Task directions.
Take each line containing the word "Emancipation" and copy it.

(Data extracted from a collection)
>> Begin
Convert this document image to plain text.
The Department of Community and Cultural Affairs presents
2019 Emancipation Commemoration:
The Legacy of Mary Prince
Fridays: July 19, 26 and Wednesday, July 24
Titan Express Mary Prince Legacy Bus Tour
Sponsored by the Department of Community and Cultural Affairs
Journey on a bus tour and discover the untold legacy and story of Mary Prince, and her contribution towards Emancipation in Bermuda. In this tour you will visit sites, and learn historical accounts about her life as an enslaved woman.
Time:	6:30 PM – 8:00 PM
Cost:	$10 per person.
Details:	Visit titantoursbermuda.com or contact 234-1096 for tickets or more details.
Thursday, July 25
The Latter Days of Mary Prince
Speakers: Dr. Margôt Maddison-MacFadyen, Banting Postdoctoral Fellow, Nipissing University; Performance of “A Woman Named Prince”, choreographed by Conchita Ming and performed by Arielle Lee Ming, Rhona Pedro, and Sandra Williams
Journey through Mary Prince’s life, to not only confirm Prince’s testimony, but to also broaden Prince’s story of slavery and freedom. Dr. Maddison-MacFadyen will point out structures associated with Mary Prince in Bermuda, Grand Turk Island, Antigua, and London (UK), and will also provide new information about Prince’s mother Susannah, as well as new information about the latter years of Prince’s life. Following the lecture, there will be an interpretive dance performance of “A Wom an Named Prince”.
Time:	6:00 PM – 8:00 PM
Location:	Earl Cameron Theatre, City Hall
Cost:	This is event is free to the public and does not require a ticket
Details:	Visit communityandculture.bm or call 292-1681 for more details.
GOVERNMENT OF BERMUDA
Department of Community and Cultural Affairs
>> End
Answer.
2019 Emancipation Commemoration:
Journey on a bus tour and discover the untold legacy and story of Mary Prince, and her contribution towards Emancipation in Bermuda. In this tour you will visit sites, and learn historical accounts about her life as an enslaved woman.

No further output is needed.